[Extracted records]
┌────────
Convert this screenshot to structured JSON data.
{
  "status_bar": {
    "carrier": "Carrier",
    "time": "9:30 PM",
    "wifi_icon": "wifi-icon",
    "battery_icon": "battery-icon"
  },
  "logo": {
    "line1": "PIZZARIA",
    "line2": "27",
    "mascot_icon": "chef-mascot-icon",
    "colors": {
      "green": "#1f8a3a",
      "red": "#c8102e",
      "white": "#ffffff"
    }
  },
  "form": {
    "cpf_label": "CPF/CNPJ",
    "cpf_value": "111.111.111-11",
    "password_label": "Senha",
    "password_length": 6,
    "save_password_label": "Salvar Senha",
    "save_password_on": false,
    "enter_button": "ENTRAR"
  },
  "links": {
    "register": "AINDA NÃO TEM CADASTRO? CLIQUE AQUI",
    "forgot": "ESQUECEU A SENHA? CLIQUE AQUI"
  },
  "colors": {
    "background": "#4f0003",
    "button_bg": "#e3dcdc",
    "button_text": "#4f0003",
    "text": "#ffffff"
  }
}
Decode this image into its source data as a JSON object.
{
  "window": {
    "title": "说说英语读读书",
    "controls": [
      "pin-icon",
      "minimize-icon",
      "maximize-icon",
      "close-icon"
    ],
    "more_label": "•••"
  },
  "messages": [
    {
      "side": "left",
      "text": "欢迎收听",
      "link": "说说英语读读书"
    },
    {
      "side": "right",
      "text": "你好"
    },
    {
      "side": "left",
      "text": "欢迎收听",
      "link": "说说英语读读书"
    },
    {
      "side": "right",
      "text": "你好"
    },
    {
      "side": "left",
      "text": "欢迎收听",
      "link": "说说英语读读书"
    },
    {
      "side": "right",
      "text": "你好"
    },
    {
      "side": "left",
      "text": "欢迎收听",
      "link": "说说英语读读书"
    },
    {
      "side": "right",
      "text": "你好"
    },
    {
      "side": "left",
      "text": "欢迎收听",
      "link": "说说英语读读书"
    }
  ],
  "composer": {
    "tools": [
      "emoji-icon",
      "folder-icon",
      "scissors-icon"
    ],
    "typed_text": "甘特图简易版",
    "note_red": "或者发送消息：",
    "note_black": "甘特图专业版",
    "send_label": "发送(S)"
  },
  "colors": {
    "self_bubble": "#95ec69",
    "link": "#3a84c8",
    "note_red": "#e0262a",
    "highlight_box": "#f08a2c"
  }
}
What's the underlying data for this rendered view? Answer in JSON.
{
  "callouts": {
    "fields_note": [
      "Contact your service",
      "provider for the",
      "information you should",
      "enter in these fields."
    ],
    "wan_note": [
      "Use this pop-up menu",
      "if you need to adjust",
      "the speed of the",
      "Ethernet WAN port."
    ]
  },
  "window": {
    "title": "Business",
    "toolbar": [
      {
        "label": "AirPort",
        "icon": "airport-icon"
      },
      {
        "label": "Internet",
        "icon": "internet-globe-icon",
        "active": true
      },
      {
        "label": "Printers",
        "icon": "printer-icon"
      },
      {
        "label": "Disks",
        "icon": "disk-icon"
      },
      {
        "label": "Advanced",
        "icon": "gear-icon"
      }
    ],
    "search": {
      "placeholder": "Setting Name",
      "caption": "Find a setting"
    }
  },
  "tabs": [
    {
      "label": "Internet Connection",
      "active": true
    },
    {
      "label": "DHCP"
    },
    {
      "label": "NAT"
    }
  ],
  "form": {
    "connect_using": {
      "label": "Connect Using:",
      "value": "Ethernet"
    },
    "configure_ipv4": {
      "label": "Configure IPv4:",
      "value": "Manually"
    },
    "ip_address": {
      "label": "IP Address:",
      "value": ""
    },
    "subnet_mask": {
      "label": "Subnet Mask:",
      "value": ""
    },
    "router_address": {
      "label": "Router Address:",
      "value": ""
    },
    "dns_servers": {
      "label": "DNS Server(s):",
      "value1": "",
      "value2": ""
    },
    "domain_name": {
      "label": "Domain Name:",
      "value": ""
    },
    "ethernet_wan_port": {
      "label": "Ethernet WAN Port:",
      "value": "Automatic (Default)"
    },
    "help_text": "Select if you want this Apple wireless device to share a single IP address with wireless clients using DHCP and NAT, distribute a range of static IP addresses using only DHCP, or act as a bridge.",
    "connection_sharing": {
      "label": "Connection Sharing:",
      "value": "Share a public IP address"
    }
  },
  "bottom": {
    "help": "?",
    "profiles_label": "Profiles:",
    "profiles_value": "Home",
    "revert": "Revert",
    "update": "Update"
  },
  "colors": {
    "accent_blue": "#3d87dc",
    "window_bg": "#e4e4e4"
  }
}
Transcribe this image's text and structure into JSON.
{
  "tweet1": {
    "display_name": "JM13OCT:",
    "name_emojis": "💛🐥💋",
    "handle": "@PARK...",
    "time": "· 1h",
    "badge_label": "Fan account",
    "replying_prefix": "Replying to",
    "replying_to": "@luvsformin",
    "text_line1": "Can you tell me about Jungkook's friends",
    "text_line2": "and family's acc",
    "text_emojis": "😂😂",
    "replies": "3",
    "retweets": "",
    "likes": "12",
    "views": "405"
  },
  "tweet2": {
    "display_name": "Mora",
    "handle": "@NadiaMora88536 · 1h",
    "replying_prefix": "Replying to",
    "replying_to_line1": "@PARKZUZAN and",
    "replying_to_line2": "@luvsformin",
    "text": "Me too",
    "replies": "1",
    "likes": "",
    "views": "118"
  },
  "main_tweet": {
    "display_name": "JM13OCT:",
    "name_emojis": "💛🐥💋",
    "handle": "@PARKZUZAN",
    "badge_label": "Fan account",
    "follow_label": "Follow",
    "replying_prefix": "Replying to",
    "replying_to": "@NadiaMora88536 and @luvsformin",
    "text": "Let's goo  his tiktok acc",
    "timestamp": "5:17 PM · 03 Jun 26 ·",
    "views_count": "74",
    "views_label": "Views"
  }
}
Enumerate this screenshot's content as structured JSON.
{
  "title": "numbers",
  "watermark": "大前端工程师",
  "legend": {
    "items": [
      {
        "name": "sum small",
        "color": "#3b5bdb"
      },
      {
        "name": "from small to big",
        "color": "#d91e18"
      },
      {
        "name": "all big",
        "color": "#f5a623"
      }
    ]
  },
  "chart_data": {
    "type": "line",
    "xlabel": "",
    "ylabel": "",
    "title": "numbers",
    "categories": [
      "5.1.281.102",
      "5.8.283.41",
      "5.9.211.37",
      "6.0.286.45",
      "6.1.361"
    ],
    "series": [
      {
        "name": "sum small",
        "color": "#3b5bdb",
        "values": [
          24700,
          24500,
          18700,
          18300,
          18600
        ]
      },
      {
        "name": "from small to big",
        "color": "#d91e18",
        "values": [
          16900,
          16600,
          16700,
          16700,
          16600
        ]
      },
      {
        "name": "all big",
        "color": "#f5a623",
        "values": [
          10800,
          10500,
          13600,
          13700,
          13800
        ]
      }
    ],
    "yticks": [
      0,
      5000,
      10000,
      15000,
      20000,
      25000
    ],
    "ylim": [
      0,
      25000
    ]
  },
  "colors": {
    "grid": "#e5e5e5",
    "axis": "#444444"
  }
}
└────────
Instructions for the task -
Extract every record. Keep wording exact.

Solution to the problem -
Convert this screenshot to structured JSON data.
{
  "status_bar": {
    "carrier": "Carrier",
    "time": "9:30 PM",
    "wifi_icon": "wifi-icon",
    "battery_icon": "battery-icon"
  },
  "logo": {
    "line1": "PIZZARIA",
    "line2": "27",
    "mascot_icon": "chef-mascot-icon",
    "colors": {
      "green": "#1f8a3a",
      "red": "#c8102e",
      "white": "#ffffff"
    }
  },
  "form": {
    "cpf_label": "CPF/CNPJ",
    "cpf_value": "111.111.111-11",
    "password_label": "Senha",
    "password_length": 6,
    "save_password_label": "Salvar Senha",
    "save_password_on": false,
    "enter_button": "ENTRAR"
  },
  "links": {
    "register": "AINDA NÃO TEM CADASTRO? CLIQUE AQUI",
    "forgot": "ESQUECEU A SENHA? CLIQUE AQUI"
  },
  "colors": {
    "background": "#4f0003",
    "button_bg": "#e3dcdc",
    "button_text": "#4f0003",
    "text": "#ffffff"
  }
}
Decode this image into its source data as a JSON object.
{
  "window": {
    "title": "说说英语读读书",
    "controls": [
      "pin-icon",
      "minimize-icon",
      "maximize-icon",
      "close-icon"
    ],
    "more_label": "•••"
  },
  "messages": [
    {
      "side": "left",
      "text": "欢迎收听",
      "link": "说说英语读读书"
    },
    {
      "side": "right",
      "text": "你好"
    },
    {
      "side": "left",
      "text": "欢迎收听",
      "link": "说说英语读读书"
    },
    {
      "side": "right",
      "text": "你好"
    },
    {
      "side": "left",
      "text": "欢迎收听",
      "link": "说说英语读读书"
    },
    {
      "side": "right",
      "text": "你好"
    },
    {
      "side": "left",
      "text": "欢迎收听",
      "link": "说说英语读读书"
    },
    {
      "side": "right",
      "text": "你好"
    },
    {
      "side": "left",
      "text": "欢迎收听",
      "link": "说说英语读读书"
    }
  ],
  "composer": {
    "tools": [
      "emoji-icon",
      "folder-icon",
      "scissors-icon"
    ],
    "typed_text": "甘特图简易版",
    "note_red": "或者发送消息：",
    "note_black": "甘特图专业版",
    "send_label": "发送(S)"
  },
  "colors": {
    "self_bubble": "#95ec69",
    "link": "#3a84c8",
    "note_red": "#e0262a",
    "highlight_box": "#f08a2c"
  }
}
What's the underlying data for this rendered view? Answer in JSON.
{
  "callouts": {
    "fields_note": [
      "Contact your service",
      "provider for the",
      "information you should",
      "enter in these fields."
    ],
    "wan_note": [
      "Use this pop-up menu",
      "if you need to adjust",
      "the speed of the",
      "Ethernet WAN port."
    ]
  },
  "window": {
    "title": "Business",
    "toolbar": [
      {
        "label": "AirPort",
        "icon": "airport-icon"
      },
      {
        "label": "Internet",
        "icon": "internet-globe-icon",
        "active": true
      },
      {
        "label": "Printers",
        "icon": "printer-icon"
      },
      {
        "label": "Disks",
        "icon": "disk-icon"
      },
      {
        "label": "Advanced",
        "icon": "gear-icon"
      }
    ],
    "search": {
      "placeholder": "Setting Name",
      "caption": "Find a setting"
    }
  },
  "tabs": [
    {
      "label": "Internet Connection",
      "active": true
    },
    {
      "label": "DHCP"
    },
    {
      "label": "NAT"
    }
  ],
  "form": {
    "connect_using": {
      "label": "Connect Using:",
      "value": "Ethernet"
    },
    "configure_ipv4": {
      "label": "Configure IPv4:",
      "value": "Manually"
    },
    "ip_address": {
      "label": "IP Address:",
      "value": ""
    },
    "subnet_mask": {
      "label": "Subnet Mask:",
      "value": ""
    },
    "router_address": {
      "label": "Router Address:",
      "value": ""
    },
    "dns_servers": {
      "label": "DNS Server(s):",
      "value1": "",
      "value2": ""
    },
    "domain_name": {
      "label": "Domain Name:",
      "value": ""
    },
    "ethernet_wan_port": {
      "label": "Ethernet WAN Port:",
      "value": "Automatic (Default)"
    },
    "help_text": "Select if you want this Apple wireless device to share a single IP address with wireless clients using DHCP and NAT, distribute a range of static IP addresses using only DHCP, or act as a bridge.",
    "connection_sharing": {
      "label": "Connection Sharing:",
      "value": "Share a public IP address"
    }
  },
  "bottom": {
    "help": "?",
    "profiles_label": "Profiles:",
    "profiles_value": "Home",
    "revert": "Revert",
    "update": "Update"
  },
  "colors": {
    "accent_blue": "#3d87dc",
    "window_bg": "#e4e4e4"
  }
}
Transcribe this image's text and structure into JSON.
{
  "tweet1": {
    "display_name": "JM13OCT:",
    "name_emojis": "💛🐥💋",
    "handle": "@PARK...",
    "time": "· 1h",
    "badge_label": "Fan account",
    "replying_prefix": "Replying to",
    "replying_to": "@luvsformin",
    "text_line1": "Can you tell me about Jungkook's friends",
    "text_line2": "and family's acc",
    "text_emojis": "😂😂",
    "replies": "3",
    "retweets": "",
    "likes": "12",
    "views": "405"
  },
  "tweet2": {
    "display_name": "Mora",
    "handle": "@NadiaMora88536 · 1h",
    "replying_prefix": "Replying to",
    "replying_to_line1": "@PARKZUZAN and",
    "replying_to_line2": "@luvsformin",
    "text": "Me too",
    "replies": "1",
    "likes": "",
    "views": "118"
  },
  "main_tweet": {
    "display_name": "JM13OCT:",
    "name_emojis": "💛🐥💋",
    "handle": "@PARKZUZAN",
    "badge_label": "Fan account",
    "follow_label": "Follow",
    "replying_prefix": "Replying to",
    "replying_to": "@NadiaMora88536 and @luvsformin",
    "text": "Let's goo  his tiktok acc",
    "timestamp": "5:17 PM · 03 Jun 26 ·",
    "views_count": "74",
    "views_label": "Views"
  }
}
Enumerate this screenshot's content as structured JSON.
{
  "title": "numbers",
  "watermark": "大前端工程师",
  "legend": {
    "items": [
      {
        "name": "sum small",
        "color": "#3b5bdb"
      },
      {
        "name": "from small to big",
        "color": "#d91e18"
      },
      {
        "name": "all big",
        "color": "#f5a623"
      }
    ]
  },
  "chart_data": {
    "type": "line",
    "xlabel": "",
    "ylabel": "",
    "title": "numbers",
    "categories": [
      "5.1.281.102",
      "5.8.283.41",
      "5.9.211.37",
      "6.0.286.45",
      "6.1.361"
    ],
    "series": [
      {
        "name": "sum small",
        "color": "#3b5bdb",
        "values": [
          24700,
          24500,
          18700,
          18300,
          18600
        ]
      },
      {
        "name": "from small to big",
        "color": "#d91e18",
        "values": [
          16900,
          16600,
          16700,
          16700,
          16600
        ]
      },
      {
        "name": "all big",
        "color": "#f5a623",
        "values": [
          10800,
          10500,
          13600,
          13700,
          13800
        ]
      }
    ],
    "yticks": [
      0,
      5000,
      10000,
      15000,
      20000,
      25000
    ],
    "ylim": [
      0,
      25000
    ]
  },
  "colors": {
    "grid": "#e5e5e5",
    "axis": "#444444"
  }
}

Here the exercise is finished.